[STATED EXERCISE] Copy each line that contains the string "Refresh".

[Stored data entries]
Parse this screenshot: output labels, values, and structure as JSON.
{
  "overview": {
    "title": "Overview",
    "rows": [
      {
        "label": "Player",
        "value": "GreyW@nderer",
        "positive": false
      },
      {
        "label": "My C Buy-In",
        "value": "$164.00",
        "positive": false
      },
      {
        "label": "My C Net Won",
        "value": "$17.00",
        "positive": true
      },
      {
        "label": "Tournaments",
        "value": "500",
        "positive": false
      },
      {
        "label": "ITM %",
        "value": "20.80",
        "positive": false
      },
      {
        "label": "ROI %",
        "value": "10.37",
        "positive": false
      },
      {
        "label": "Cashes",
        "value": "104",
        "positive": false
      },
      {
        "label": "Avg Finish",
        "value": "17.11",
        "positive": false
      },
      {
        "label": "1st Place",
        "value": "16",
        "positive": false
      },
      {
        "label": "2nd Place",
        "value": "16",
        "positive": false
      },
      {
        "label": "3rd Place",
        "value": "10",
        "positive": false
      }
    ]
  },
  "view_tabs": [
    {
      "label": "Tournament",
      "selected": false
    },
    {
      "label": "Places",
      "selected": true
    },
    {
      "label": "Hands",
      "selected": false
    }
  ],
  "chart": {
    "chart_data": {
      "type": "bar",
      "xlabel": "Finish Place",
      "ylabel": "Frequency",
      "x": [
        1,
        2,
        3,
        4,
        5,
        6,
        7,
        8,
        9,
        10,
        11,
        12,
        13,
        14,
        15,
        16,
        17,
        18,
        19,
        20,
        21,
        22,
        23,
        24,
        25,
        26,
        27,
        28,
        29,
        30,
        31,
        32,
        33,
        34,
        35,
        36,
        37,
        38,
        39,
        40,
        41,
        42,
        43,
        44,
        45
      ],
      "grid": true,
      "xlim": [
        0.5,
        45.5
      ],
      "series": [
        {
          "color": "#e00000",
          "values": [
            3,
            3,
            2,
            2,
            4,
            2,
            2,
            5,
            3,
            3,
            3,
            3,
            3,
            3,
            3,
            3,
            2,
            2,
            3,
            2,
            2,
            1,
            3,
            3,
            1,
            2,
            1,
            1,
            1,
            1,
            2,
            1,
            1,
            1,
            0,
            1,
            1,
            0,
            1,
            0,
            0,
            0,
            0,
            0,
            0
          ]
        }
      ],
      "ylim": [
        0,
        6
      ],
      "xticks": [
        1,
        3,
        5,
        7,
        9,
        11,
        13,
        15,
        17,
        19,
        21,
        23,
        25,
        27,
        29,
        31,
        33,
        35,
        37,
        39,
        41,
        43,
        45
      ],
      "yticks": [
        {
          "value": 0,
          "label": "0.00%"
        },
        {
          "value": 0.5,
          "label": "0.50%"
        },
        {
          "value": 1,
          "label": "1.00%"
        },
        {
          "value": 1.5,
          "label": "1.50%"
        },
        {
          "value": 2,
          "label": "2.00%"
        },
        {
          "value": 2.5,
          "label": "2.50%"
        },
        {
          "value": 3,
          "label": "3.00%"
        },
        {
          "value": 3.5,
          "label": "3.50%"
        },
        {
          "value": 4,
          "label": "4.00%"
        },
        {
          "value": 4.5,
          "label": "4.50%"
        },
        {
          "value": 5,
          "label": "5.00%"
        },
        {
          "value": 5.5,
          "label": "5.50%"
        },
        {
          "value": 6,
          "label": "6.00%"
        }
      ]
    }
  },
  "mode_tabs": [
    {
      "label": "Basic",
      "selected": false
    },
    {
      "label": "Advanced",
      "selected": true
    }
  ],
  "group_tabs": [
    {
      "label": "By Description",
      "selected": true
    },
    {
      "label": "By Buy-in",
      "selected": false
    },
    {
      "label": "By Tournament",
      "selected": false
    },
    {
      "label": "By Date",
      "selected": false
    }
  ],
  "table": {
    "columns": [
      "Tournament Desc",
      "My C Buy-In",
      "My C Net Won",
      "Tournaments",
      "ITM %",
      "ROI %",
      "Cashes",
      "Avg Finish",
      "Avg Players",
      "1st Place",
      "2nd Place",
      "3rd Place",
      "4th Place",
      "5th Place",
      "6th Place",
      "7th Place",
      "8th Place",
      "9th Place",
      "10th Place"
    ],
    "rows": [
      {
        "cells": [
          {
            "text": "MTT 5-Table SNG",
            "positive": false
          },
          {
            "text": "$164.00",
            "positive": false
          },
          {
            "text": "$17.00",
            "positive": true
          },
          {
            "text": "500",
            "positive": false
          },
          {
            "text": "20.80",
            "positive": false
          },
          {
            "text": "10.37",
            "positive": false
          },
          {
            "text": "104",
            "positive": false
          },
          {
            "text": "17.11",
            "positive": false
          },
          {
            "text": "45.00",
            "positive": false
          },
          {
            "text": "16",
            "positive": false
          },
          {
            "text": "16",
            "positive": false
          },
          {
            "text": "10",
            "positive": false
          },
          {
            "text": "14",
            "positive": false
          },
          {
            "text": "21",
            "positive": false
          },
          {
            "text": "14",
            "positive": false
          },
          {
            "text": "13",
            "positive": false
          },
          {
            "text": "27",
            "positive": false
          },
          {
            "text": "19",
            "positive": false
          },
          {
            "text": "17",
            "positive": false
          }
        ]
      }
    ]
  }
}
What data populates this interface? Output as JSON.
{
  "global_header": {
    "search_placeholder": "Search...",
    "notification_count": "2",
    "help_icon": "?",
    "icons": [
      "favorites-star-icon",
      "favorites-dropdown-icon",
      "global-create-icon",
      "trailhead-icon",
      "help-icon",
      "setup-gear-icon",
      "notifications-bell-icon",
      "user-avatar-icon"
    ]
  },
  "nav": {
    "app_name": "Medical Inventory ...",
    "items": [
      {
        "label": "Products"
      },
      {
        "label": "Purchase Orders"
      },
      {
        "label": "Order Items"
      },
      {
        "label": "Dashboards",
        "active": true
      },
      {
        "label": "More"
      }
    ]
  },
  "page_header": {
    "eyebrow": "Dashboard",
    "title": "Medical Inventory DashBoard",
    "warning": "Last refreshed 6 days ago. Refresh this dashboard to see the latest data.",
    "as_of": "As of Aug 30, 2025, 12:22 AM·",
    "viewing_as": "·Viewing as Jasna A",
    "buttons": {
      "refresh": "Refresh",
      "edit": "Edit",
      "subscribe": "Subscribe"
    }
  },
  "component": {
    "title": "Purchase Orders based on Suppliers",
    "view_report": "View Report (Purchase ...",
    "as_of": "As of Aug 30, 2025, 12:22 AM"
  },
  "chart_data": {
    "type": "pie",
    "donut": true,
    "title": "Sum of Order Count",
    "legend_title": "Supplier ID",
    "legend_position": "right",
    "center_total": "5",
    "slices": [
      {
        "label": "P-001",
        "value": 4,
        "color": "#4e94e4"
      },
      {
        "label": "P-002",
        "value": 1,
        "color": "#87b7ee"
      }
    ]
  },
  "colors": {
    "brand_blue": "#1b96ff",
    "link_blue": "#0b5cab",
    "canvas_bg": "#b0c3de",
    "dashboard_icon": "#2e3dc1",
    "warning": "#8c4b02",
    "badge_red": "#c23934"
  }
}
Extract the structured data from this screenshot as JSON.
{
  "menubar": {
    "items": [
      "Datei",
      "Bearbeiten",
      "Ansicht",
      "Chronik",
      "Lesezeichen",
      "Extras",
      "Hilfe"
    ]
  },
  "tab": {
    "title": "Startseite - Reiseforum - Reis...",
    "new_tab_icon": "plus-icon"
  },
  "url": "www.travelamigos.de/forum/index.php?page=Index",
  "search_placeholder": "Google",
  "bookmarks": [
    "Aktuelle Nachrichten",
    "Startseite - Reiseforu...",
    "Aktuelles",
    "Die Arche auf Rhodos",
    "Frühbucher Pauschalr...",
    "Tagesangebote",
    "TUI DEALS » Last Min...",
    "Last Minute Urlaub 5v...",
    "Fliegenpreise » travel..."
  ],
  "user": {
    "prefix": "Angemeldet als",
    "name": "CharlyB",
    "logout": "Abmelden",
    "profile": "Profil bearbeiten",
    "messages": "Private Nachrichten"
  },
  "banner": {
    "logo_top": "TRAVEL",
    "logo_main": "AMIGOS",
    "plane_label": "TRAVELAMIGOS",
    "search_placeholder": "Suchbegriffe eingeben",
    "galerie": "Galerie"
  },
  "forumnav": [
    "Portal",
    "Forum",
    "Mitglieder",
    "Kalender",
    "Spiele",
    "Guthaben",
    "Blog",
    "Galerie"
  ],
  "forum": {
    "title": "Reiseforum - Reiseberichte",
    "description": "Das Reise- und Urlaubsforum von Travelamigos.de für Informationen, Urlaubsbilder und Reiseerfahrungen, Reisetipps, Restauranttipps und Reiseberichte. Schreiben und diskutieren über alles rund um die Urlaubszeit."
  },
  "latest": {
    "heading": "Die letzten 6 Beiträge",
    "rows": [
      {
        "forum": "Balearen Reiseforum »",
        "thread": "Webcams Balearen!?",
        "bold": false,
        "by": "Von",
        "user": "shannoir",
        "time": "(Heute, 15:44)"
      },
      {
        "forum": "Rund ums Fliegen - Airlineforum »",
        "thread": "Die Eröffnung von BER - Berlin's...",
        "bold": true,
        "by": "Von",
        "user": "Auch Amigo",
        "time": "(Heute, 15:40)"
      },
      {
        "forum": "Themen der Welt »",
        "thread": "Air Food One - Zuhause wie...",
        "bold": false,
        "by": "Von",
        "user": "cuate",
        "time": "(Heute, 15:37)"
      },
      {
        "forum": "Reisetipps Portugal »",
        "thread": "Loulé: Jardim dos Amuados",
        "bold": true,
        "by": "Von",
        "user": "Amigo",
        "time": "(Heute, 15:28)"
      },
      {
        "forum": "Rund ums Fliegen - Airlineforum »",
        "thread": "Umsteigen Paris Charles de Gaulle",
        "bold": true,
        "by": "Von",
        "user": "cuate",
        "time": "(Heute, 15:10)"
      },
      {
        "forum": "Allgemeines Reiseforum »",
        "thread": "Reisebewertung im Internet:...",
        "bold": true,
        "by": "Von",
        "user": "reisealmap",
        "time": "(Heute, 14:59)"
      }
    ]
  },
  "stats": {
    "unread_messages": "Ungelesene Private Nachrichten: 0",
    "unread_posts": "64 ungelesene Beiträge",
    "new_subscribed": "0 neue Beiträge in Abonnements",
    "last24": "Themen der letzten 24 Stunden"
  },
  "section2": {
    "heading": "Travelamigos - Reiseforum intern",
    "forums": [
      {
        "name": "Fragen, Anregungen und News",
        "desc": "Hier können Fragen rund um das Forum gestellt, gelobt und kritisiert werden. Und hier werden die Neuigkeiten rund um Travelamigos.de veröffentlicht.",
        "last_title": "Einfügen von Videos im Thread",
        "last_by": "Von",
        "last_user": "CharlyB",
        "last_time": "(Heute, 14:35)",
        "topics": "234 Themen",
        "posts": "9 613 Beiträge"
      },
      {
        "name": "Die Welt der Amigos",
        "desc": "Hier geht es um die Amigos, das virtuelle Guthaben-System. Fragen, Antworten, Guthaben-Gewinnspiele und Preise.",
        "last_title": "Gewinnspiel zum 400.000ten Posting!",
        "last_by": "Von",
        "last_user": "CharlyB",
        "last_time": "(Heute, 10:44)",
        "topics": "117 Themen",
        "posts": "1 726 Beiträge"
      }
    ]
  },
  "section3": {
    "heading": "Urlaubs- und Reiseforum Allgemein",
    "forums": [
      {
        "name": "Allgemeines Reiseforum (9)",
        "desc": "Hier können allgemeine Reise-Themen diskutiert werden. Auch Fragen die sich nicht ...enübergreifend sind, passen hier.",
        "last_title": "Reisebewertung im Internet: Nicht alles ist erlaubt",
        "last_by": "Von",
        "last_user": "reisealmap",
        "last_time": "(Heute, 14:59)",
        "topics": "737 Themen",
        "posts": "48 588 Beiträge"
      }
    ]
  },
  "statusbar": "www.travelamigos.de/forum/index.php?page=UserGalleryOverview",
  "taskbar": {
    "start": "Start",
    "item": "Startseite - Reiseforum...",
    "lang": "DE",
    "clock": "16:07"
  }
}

[FINAL RESULT]
    "warning": "Last refreshed 6 days ago. Refresh this dashboard to see the latest data.",
      "refresh": "Refresh",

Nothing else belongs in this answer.